§ WORK TO DO:
Set down all of the data exactly as it appears.

Figure content listings
══════════════════════════════

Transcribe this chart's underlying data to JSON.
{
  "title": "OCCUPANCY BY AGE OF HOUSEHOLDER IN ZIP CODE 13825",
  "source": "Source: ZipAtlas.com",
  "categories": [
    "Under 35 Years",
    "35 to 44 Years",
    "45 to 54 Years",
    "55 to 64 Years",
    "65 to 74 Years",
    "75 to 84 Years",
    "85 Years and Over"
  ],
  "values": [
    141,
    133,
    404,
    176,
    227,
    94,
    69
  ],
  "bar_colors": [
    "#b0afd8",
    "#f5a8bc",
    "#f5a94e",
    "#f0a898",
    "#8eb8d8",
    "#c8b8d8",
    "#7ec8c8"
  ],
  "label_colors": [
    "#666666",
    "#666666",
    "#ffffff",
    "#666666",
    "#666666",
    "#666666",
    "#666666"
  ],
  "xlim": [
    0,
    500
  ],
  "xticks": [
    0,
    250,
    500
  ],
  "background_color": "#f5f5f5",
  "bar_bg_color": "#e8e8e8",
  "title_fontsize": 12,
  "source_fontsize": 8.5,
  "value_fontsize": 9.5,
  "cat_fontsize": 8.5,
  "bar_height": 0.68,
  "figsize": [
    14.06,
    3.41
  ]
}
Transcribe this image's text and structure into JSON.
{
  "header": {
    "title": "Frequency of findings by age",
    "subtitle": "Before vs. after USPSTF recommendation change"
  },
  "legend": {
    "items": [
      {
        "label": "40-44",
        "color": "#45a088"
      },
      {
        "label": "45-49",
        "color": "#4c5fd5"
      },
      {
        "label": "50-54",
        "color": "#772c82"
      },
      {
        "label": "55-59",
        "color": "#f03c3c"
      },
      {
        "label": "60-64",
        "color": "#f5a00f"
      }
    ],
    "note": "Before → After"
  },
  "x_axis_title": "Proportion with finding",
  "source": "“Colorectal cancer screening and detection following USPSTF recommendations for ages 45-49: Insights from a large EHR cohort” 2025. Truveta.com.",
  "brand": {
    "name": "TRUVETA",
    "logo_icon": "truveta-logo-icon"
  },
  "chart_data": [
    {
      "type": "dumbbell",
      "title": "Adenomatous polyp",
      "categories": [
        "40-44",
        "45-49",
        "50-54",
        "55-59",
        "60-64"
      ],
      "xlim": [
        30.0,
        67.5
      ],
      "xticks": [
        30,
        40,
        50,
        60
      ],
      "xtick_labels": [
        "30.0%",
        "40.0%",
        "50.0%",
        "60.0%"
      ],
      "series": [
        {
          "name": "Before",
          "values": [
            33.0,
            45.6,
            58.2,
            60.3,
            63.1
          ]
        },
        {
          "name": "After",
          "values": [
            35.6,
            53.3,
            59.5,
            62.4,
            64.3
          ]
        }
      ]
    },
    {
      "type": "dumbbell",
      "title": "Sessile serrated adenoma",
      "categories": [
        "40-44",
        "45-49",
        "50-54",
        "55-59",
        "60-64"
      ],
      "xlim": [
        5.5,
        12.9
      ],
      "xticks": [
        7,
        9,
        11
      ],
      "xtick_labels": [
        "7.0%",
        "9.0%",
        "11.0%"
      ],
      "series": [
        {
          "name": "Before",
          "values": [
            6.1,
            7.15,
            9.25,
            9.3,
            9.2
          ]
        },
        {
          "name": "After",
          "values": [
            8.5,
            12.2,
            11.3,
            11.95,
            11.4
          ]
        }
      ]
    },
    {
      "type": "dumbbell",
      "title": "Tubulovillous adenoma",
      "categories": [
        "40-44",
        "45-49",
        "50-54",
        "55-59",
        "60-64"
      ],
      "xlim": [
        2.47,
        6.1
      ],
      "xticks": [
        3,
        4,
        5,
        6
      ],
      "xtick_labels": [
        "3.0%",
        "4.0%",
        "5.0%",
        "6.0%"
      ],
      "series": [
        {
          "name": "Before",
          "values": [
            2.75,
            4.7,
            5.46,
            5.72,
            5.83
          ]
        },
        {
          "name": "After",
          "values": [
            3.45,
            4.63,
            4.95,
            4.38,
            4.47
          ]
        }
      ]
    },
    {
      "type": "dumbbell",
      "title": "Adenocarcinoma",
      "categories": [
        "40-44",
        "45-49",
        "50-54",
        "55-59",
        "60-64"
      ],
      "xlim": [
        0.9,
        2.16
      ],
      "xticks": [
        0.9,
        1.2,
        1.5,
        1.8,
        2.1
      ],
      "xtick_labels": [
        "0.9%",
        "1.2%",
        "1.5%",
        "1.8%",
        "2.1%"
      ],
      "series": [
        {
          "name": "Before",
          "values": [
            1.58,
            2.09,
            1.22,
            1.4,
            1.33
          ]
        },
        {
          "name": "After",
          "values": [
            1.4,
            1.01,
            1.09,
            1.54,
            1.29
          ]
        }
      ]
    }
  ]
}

══════════════════════════════

§ REPLY:
Transcribe this chart's underlying data to JSON.
{
  "title": "OCCUPANCY BY AGE OF HOUSEHOLDER IN ZIP CODE 13825",
  "source": "Source: ZipAtlas.com",
  "categories": [
    "Under 35 Years",
    "35 to 44 Years",
    "45 to 54 Years",
    "55 to 64 Years",
    "65 to 74 Years",
    "75 to 84 Years",
    "85 Years and Over"
  ],
  "values": [
    141,
    133,
    404,
    176,
    227,
    94,
    69
  ],
  "bar_colors": [
    "#b0afd8",
    "#f5a8bc",
    "#f5a94e",
    "#f0a898",
    "#8eb8d8",
    "#c8b8d8",
    "#7ec8c8"
  ],
  "label_colors": [
    "#666666",
    "#666666",
    "#ffffff",
    "#666666",
    "#666666",
    "#666666",
    "#666666"
  ],
  "xlim": [
    0,
    500
  ],
  "xticks": [
    0,
    250,
    500
  ],
  "background_color": "#f5f5f5",
  "bar_bg_color": "#e8e8e8",
  "title_fontsize": 12,
  "source_fontsize": 8.5,
  "value_fontsize": 9.5,
  "cat_fontsize": 8.5,
  "bar_height": 0.68,
  "figsize": [
    14.06,
    3.41
  ]
}
Transcribe this image's text and structure into JSON.
{
  "header": {
    "title": "Frequency of findings by age",
    "subtitle": "Before vs. after USPSTF recommendation change"
  },
  "legend": {
    "items": [
      {
        "label": "40-44",
        "color": "#45a088"
      },
      {
        "label": "45-49",
        "color": "#4c5fd5"
      },
      {
        "label": "50-54",
        "color": "#772c82"
      },
      {
        "label": "55-59",
        "color": "#f03c3c"
      },
      {
        "label": "60-64",
        "color": "#f5a00f"
      }
    ],
    "note": "Before → After"
  },
  "x_axis_title": "Proportion with finding",
  "source": "“Colorectal cancer screening and detection following USPSTF recommendations for ages 45-49: Insights from a large EHR cohort” 2025. Truveta.com.",
  "brand": {
    "name": "TRUVETA",
    "logo_icon": "truveta-logo-icon"
  },
  "chart_data": [
    {
      "type": "dumbbell",
      "title": "Adenomatous polyp",
      "categories": [
        "40-44",
        "45-49",
        "50-54",
        "55-59",
        "60-64"
      ],
      "xlim": [
        30.0,
        67.5
      ],
      "xticks": [
        30,
        40,
        50,
        60
      ],
      "xtick_labels": [
        "30.0%",
        "40.0%",
        "50.0%",
        "60.0%"
      ],
      "series": [
        {
          "name": "Before",
          "values": [
            33.0,
            45.6,
            58.2,
            60.3,
            63.1
          ]
        },
        {
          "name": "After",
          "values": [
            35.6,
            53.3,
            59.5,
            62.4,
            64.3
          ]
        }
      ]
    },
    {
      "type": "dumbbell",
      "title": "Sessile serrated adenoma",
      "categories": [
        "40-44",
        "45-49",
        "50-54",
        "55-59",
        "60-64"
      ],
      "xlim": [
        5.5,
        12.9
      ],
      "xticks": [
        7,
        9,
        11
      ],
      "xtick_labels": [
        "7.0%",
        "9.0%",
        "11.0%"
      ],
      "series": [
        {
          "name": "Before",
          "values": [
            6.1,
            7.15,
            9.25,
            9.3,
            9.2
          ]
        },
        {
          "name": "After",
          "values": [
            8.5,
            12.2,
            11.3,
            11.95,
            11.4
          ]
        }
      ]
    },
    {
      "type": "dumbbell",
      "title": "Tubulovillous adenoma",
      "categories": [
        "40-44",
        "45-49",
        "50-54",
        "55-59",
        "60-64"
      ],
      "xlim": [
        2.47,
        6.1
      ],
      "xticks": [
        3,
        4,
        5,
        6
      ],
      "xtick_labels": [
        "3.0%",
        "4.0%",
        "5.0%",
        "6.0%"
      ],
      "series": [
        {
          "name": "Before",
          "values": [
            2.75,
            4.7,
            5.46,
            5.72,
            5.83
          ]
        },
        {
          "name": "After",
          "values": [
            3.45,
            4.63,
            4.95,
            4.38,
            4.47
          ]
        }
      ]
    },
    {
      "type": "dumbbell",
      "title": "Adenocarcinoma",
      "categories": [
        "40-44",
        "45-49",
        "50-54",
        "55-59",
        "60-64"
      ],
      "xlim": [
        0.9,
        2.16
      ],
      "xticks": [
        0.9,
        1.2,
        1.5,
        1.8,
        2.1
      ],
      "xtick_labels": [
        "0.9%",
        "1.2%",
        "1.5%",
        "1.8%",
        "2.1%"
      ],
      "series": [
        {
          "name": "Before",
          "values": [
            1.58,
            2.09,
            1.22,
            1.4,
            1.33
          ]
        },
        {
          "name": "After",
          "values": [
            1.4,
            1.01,
            1.09,
            1.54,
            1.29
          ]
        }
      ]
    }
  ]
}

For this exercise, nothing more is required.